(Dataset items)
____

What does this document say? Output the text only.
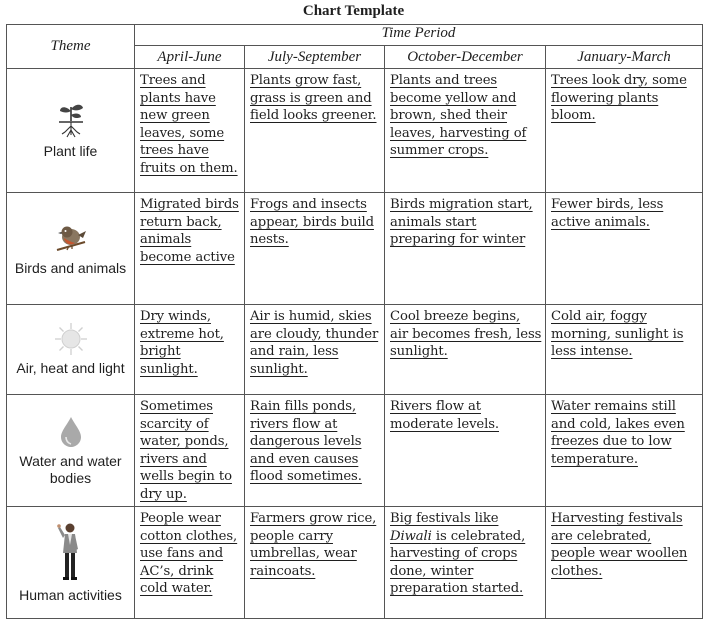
Chart Template
Theme	Time Period			
	April-June	July-September	October-December	January-March

Plant life	Trees and plants have new green leaves, some trees have fruits on them.	Plants grow fast, grass is green and field looks greener.	Plants and trees become yellow and brown, shed their leaves, harvesting of summer crops.	Trees look dry, some flowering plants bloom.

Birds and animals	Migrated birds return back, animals become active	Frogs and insects appear, birds build nests.	Birds migration start, animals start preparing for winter	Fewer birds, less active animals.

Air, heat and light	Dry winds, extreme hot, bright sunlight.	Air is humid, skies are cloudy, thunder and rain, less sunlight.	Cool breeze begins, air becomes fresh, less sunlight.	Cold air, foggy morning, sunlight is less intense.

Water and water bodies	Sometimes scarcity of water, ponds, rivers and wells begin to dry up.	Rain fills ponds, rivers flow at dangerous levels and even causes flood sometimes.	Rivers flow at moderate levels.	Water remains still and cold, lakes even freezes due to low temperature.

Human activities	People wear cotton clothes, use fans and AC’s, drink cold water.	Farmers grow rice, people carry umbrellas, wear raincoats.	Big festivals like Diwali is celebrated, harvesting of crops done, winter preparation started.	Harvesting festivals are celebrated, people wear woollen clothes.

____

[Exercise goal] Determine how many lines in the data above contain the string "harvesting". Give nothing except the number.

[Solution for this task] 2